§ **What is asked**: Here are some records. Copy each one exactly.

§ **Stored rows**:
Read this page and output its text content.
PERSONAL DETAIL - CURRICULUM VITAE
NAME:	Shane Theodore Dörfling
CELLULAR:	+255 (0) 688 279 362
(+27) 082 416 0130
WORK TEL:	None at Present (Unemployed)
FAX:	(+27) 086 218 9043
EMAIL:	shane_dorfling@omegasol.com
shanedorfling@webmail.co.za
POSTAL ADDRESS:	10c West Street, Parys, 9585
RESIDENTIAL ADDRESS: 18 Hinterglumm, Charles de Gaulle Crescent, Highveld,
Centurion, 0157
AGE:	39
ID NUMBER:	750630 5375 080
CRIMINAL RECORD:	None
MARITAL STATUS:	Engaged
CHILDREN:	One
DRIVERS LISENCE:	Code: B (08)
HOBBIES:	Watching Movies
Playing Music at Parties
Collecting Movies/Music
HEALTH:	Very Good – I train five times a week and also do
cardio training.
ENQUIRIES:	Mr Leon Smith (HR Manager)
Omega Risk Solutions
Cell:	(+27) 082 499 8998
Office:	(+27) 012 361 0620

§ **Complete response**:
Read this page and output its text content.
PERSONAL DETAIL - CURRICULUM VITAE
NAME:	Shane Theodore Dörfling
CELLULAR:	+255 (0) 688 279 362
(+27) 082 416 0130
WORK TEL:	None at Present (Unemployed)
FAX:	(+27) 086 218 9043
EMAIL:	shane_dorfling@omegasol.com
shanedorfling@webmail.co.za
POSTAL ADDRESS:	10c West Street, Parys, 9585
RESIDENTIAL ADDRESS: 18 Hinterglumm, Charles de Gaulle Crescent, Highveld,
Centurion, 0157
AGE:	39
ID NUMBER:	750630 5375 080
CRIMINAL RECORD:	None
MARITAL STATUS:	Engaged
CHILDREN:	One
DRIVERS LISENCE:	Code: B (08)
HOBBIES:	Watching Movies
Playing Music at Parties
Collecting Movies/Music
HEALTH:	Very Good – I train five times a week and also do
cardio training.
ENQUIRIES:	Mr Leon Smith (HR Manager)
Omega Risk Solutions
Cell:	(+27) 082 499 8998
Office:	(+27) 012 361 0620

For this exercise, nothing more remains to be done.